#### [Work to be completed]
Copy out every line exactly as given.

#### [Part of a data file]
============================================================
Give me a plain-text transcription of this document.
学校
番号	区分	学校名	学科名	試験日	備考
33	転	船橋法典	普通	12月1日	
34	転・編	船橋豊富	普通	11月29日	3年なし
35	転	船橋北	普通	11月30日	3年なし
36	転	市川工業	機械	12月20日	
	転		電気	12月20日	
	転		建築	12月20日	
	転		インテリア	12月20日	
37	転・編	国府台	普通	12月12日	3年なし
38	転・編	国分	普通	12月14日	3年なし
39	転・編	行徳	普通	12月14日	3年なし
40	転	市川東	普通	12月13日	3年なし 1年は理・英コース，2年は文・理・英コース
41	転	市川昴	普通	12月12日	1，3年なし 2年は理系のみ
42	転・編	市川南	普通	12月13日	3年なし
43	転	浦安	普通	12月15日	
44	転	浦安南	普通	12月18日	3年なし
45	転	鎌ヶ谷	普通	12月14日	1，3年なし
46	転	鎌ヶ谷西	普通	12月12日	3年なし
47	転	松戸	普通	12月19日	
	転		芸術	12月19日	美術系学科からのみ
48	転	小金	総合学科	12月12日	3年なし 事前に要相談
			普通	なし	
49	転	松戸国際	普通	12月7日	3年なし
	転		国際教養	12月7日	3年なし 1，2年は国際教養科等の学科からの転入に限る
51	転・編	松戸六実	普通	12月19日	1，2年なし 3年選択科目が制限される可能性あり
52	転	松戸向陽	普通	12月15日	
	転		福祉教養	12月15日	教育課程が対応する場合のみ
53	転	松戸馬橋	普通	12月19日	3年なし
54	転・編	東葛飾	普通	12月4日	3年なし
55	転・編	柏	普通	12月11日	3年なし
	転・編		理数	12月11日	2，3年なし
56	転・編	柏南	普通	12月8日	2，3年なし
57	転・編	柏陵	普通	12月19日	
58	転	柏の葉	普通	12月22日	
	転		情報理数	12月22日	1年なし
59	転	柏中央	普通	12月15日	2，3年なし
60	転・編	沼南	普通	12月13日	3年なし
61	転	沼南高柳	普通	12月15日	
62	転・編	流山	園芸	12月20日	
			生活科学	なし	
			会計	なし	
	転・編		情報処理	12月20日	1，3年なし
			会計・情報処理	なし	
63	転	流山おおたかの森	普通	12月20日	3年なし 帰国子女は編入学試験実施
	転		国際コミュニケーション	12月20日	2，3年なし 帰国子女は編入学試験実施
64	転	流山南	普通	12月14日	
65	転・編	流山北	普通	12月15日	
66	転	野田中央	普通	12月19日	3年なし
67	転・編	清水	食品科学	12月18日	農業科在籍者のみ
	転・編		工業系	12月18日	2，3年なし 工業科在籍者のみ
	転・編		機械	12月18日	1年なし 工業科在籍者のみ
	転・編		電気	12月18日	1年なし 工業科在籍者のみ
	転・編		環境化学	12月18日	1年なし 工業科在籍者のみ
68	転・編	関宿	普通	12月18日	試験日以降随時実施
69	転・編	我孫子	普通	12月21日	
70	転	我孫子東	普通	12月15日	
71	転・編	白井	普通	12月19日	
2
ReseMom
============================================================
#### [Full output]
Give me a plain-text transcription of this document.
学校
番号	区分	学校名	学科名	試験日	備考
33	転	船橋法典	普通	12月1日	
34	転・編	船橋豊富	普通	11月29日	3年なし
35	転	船橋北	普通	11月30日	3年なし
36	転	市川工業	機械	12月20日	
	転		電気	12月20日	
	転		建築	12月20日	
	転		インテリア	12月20日	
37	転・編	国府台	普通	12月12日	3年なし
38	転・編	国分	普通	12月14日	3年なし
39	転・編	行徳	普通	12月14日	3年なし
40	転	市川東	普通	12月13日	3年なし 1年は理・英コース，2年は文・理・英コース
41	転	市川昴	普通	12月12日	1，3年なし 2年は理系のみ
42	転・編	市川南	普通	12月13日	3年なし
43	転	浦安	普通	12月15日	
44	転	浦安南	普通	12月18日	3年なし
45	転	鎌ヶ谷	普通	12月14日	1，3年なし
46	転	鎌ヶ谷西	普通	12月12日	3年なし
47	転	松戸	普通	12月19日	
	転		芸術	12月19日	美術系学科からのみ
48	転	小金	総合学科	12月12日	3年なし 事前に要相談
			普通	なし	
49	転	松戸国際	普通	12月7日	3年なし
	転		国際教養	12月7日	3年なし 1，2年は国際教養科等の学科からの転入に限る
51	転・編	松戸六実	普通	12月19日	1，2年なし 3年選択科目が制限される可能性あり
52	転	松戸向陽	普通	12月15日	
	転		福祉教養	12月15日	教育課程が対応する場合のみ
53	転	松戸馬橋	普通	12月19日	3年なし
54	転・編	東葛飾	普通	12月4日	3年なし
55	転・編	柏	普通	12月11日	3年なし
	転・編		理数	12月11日	2，3年なし
56	転・編	柏南	普通	12月8日	2，3年なし
57	転・編	柏陵	普通	12月19日	
58	転	柏の葉	普通	12月22日	
	転		情報理数	12月22日	1年なし
59	転	柏中央	普通	12月15日	2，3年なし
60	転・編	沼南	普通	12月13日	3年なし
61	転	沼南高柳	普通	12月15日	
62	転・編	流山	園芸	12月20日	
			生活科学	なし	
			会計	なし	
	転・編		情報処理	12月20日	1，3年なし
			会計・情報処理	なし	
63	転	流山おおたかの森	普通	12月20日	3年なし 帰国子女は編入学試験実施
	転		国際コミュニケーション	12月20日	2，3年なし 帰国子女は編入学試験実施
64	転	流山南	普通	12月14日	
65	転・編	流山北	普通	12月15日	
66	転	野田中央	普通	12月19日	3年なし
67	転・編	清水	食品科学	12月18日	農業科在籍者のみ
	転・編		工業系	12月18日	2，3年なし 工業科在籍者のみ
	転・編		機械	12月18日	1年なし 工業科在籍者のみ
	転・編		電気	12月18日	1年なし 工業科在籍者のみ
	転・編		環境化学	12月18日	1年なし 工業科在籍者のみ
68	転・編	関宿	普通	12月18日	試験日以降随時実施
69	転・編	我孫子	普通	12月21日	
70	転	我孫子東	普通	12月15日	
71	転・編	白井	普通	12月19日	
2
ReseMom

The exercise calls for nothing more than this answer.